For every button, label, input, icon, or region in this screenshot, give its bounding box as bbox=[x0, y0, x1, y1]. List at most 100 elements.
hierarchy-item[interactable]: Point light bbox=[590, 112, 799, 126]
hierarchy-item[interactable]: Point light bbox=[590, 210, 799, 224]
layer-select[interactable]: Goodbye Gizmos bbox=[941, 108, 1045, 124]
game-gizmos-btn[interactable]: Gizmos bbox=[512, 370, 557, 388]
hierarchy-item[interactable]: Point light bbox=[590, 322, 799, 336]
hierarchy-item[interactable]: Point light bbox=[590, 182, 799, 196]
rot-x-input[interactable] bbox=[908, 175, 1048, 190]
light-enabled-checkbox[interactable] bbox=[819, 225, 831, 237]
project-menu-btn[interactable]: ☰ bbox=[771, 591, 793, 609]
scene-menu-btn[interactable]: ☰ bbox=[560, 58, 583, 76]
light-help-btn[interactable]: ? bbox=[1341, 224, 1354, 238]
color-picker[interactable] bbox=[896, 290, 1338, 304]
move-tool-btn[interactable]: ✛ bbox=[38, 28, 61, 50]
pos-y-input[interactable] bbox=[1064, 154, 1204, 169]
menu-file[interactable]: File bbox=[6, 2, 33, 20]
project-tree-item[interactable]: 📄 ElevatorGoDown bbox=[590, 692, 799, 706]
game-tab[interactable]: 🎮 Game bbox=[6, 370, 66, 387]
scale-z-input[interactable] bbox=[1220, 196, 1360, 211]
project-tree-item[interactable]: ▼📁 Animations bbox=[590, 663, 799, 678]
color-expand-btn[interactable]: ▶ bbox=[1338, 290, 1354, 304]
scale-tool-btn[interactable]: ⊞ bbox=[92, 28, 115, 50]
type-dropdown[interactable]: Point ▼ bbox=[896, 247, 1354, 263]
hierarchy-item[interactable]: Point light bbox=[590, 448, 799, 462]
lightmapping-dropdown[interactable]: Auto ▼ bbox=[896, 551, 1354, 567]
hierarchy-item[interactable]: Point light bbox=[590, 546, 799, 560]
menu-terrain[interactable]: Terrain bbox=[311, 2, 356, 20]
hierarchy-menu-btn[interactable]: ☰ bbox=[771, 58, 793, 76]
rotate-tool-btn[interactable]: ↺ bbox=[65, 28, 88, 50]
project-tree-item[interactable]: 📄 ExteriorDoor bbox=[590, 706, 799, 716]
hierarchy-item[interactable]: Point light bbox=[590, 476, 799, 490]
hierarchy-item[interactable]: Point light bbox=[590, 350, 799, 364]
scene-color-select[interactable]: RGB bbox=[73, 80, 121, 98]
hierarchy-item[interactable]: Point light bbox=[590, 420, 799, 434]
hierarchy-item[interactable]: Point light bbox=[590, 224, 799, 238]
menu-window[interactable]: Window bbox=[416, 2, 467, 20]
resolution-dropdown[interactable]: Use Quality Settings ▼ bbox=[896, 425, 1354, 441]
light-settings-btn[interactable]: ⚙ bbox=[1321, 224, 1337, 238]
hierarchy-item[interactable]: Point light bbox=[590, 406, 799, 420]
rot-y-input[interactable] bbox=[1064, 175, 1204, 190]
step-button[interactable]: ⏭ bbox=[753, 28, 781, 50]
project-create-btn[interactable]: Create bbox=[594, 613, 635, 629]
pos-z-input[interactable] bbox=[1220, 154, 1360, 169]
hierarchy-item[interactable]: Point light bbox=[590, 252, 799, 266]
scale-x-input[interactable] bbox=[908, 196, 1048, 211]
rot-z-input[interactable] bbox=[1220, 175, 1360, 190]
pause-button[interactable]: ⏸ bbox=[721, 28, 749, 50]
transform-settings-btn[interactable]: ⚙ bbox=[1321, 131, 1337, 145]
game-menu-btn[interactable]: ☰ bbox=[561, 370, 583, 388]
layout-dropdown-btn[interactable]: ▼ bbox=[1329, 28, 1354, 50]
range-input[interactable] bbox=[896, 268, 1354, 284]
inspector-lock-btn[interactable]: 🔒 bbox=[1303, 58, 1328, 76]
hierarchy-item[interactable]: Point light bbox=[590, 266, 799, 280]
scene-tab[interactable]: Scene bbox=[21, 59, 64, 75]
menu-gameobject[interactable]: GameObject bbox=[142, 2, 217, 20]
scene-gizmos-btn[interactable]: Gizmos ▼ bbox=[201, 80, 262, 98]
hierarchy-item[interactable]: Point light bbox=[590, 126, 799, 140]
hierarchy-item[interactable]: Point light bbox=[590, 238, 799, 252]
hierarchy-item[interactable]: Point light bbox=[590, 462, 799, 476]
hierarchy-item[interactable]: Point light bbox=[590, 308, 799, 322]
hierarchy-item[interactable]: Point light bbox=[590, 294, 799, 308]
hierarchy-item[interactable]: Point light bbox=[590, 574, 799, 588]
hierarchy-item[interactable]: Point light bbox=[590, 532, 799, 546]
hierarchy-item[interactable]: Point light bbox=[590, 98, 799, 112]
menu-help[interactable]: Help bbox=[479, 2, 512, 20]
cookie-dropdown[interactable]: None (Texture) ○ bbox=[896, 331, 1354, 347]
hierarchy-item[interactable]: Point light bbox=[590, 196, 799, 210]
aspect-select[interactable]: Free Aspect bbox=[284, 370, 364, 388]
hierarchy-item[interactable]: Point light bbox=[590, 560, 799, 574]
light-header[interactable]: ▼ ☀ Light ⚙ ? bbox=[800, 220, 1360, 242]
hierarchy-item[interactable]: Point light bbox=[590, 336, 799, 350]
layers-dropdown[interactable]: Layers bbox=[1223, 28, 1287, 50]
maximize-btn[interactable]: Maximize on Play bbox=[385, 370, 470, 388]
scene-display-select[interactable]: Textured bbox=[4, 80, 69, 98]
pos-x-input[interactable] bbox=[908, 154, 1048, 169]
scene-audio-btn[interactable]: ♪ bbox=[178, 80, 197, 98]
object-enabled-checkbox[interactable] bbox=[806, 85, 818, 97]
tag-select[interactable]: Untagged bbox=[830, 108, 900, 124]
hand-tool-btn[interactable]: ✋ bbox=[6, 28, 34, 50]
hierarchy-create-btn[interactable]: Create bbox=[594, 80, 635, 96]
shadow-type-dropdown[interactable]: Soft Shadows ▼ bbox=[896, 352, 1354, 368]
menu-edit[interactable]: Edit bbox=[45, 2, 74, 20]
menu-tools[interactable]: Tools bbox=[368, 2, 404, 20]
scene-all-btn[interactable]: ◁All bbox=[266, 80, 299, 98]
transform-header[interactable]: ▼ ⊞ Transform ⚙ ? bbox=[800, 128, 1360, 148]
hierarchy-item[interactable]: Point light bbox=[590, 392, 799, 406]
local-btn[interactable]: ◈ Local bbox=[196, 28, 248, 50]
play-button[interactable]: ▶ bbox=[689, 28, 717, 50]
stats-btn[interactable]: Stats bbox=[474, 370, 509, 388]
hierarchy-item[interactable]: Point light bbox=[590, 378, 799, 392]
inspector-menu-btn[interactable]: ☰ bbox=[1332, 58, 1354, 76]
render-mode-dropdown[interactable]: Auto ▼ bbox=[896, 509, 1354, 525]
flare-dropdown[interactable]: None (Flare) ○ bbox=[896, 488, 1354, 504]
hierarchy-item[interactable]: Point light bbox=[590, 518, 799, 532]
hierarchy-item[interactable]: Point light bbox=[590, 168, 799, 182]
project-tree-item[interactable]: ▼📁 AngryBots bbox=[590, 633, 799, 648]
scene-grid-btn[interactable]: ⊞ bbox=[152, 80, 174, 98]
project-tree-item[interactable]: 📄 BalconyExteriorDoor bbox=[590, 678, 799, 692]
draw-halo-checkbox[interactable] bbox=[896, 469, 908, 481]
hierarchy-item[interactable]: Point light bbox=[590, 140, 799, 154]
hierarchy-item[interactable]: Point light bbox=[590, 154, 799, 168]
--------------------------------
## TASK TO CARRY OUT
Copy the stretch of data from the start through the line containing "210, 799, 224]", switching "Point light" to "Spot light" and leaving everything else unchanged.

## SOLUTION FOR THIS TASK
For every button, label, input, icon, or region in this screenshot, give its bounding box as bbox=[x0, y0, x1, y1]. List at most 100 elements.
hierarchy-item[interactable]: Spot light bbox=[590, 112, 799, 126]
hierarchy-item[interactable]: Spot light bbox=[590, 210, 799, 224]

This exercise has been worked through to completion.